[Collection entries]
%%
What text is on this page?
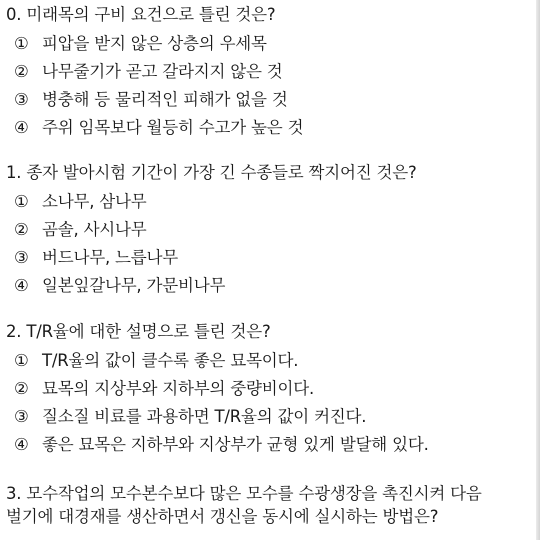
0. 미래목의 구비 요건으로 틀린 것은?
① 피압을 받지 않은 상층의 우세목
② 나무줄기가 곧고 갈라지지 않은 것
③ 병충해 등 물리적인 피해가 없을 것
④ 주위 임목보다 월등히 수고가 높은 것
1. 종자 발아시험 기간이 가장 긴 수종들로 짝지어진 것은?
① 소나무, 삼나무
② 곰솔, 사시나무
③ 버드나무, 느릅나무
④ 일본잎갈나무, 가문비나무
2. T/R율에 대한 설명으로 틀린 것은?
① T/R율의 값이 클수록 좋은 묘목이다.
② 묘목의 지상부와 지하부의 중량비이다.
③ 질소질 비료를 과용하면 T/R율의 값이 커진다.
④ 좋은 묘목은 지하부와 지상부가 균형 있게 발달해 있다.
3. 모수작업의 모수본수보다 많은 모수를 수광생장을 촉진시켜 다음 벌기에 대경재를 생산하면서 갱신을 동시에 실시하는 방법은?
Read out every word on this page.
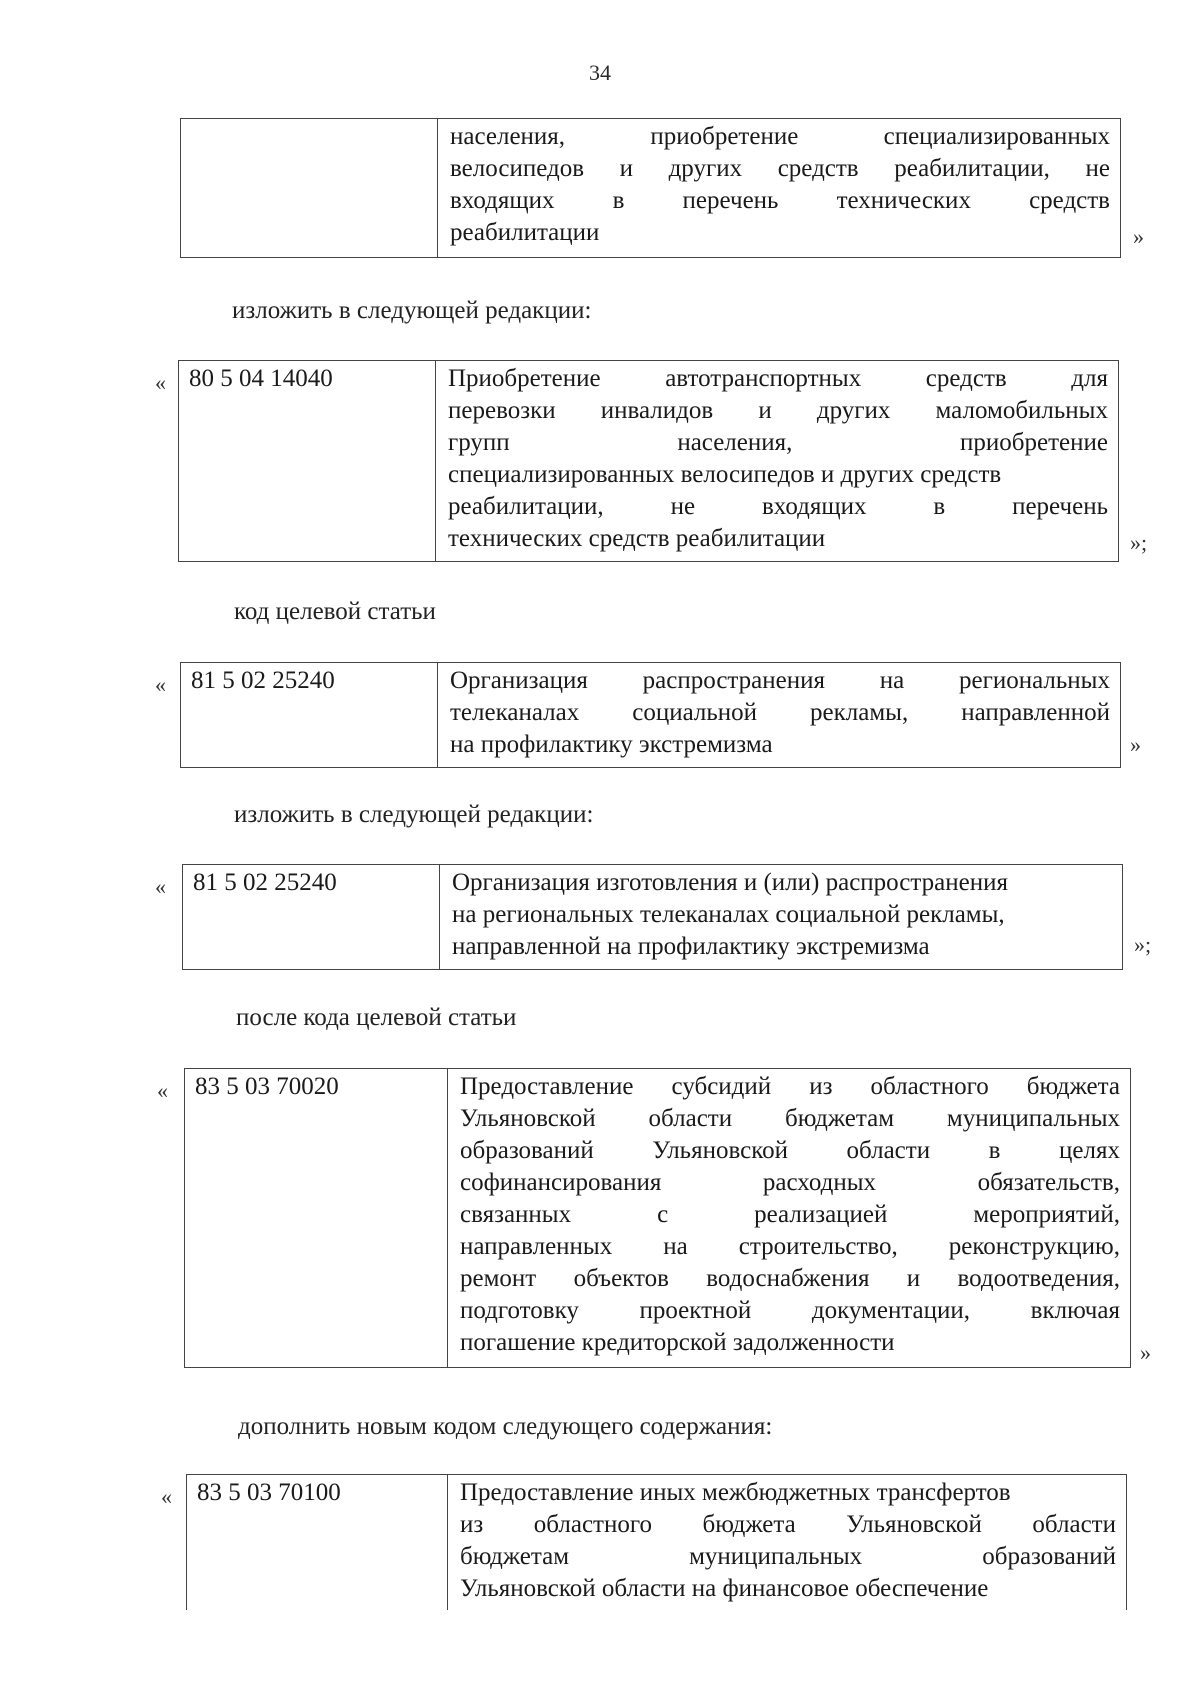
34
населения,	приобретение	специализированных
велосипедов и других средств реабилитации, не
входящих в перечень технических средств
реабилитации	»
изложить в следующей редакции:
« 80 5 04 14040	Приобретение	автотранспортных	средств	для
перевозки инвалидов и других маломобильных
групп	населения,	приобретение
специализированных велосипедов и других средств
реабилитации,	не	входящих	в	перечень
технических средств реабилитации	»;
код целевой статьи
«	81 5 02 25240	Организация распространения на региональных
телеканалах социальной рекламы, направленной
на профилактику экстремизма	»
изложить в следующей редакции:
«	81 5 02 25240	Организация изготовления и (или) распространения
на региональных телеканалах социальной рекламы,
направленной на профилактику экстремизма	»;
после кода целевой статьи
«	83 5 03 70020	Предоставление субсидий из областного бюджета
Ульяновской области бюджетам муниципальных
образований Ульяновской области в целях
софинансирования	расходных	обязательств,
связанных	с	реализацией	мероприятий,
направленных на строительство, реконструкцию,
ремонт объектов водоснабжения и водоотведения,
подготовку проектной документации, включая
погашение кредиторской задолженности	»
дополнить новым кодом следующего содержания:
«	83 5 03 70100	Предоставление иных межбюджетных трансфертов
из областного бюджета Ульяновской области
бюджетам	муниципальных	образований
Ульяновской области на финансовое обеспечение
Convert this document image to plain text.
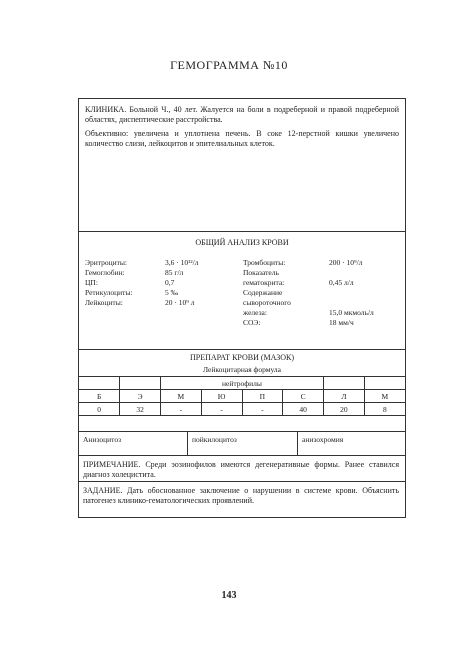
ГЕМОГРАММА №10

КЛИНИКА. Больной Ч., 40 лет. Жалуется на боли в подреберной и правой подреберной областях, диспептические расстройства.

Объективно: увеличена и уплотнена печень. В соке 12-перстной кишки увеличено количество слизи, лейкоцитов и эпителиальных клеток.

ОБЩИЙ АНАЛИЗ КРОВИ
Эритроциты:	3,6 · 10¹²/л
Гемоглобин:	85 г/л
ЦП:	0,7
Ретикулоциты:	5 ‰
Лейкоциты:	20 · 10⁹ л
Тромбоциты:	200 · 10⁹/л
Показатель
гематокрита:	0,45 л/л
Содержание
сывороточного
железа:	15,0 мкмоль/л
СОЭ:	18 мм/ч
ПРЕПАРАТ КРОВИ (МАЗОК)
Лейкоцитарная формула
		нейтрофилы					
Б	Э	М	Ю	П	С	Л	М
0	32	-	-	-	40	20	8
Анизоцитоз	пойкилоцитоз	анизохромия

ПРИМЕЧАНИЕ. Среди эозинофилов имеются дегенеративные формы. Ранее ставился диагноз холецистита.

ЗАДАНИЕ. Дать обоснованное заключение о нарушении в системе крови. Объяснить патогенез клинико-гематологических проявлений.

143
%%
Of the lines above, how many hold the string "входящих"? Answer with only the number.

2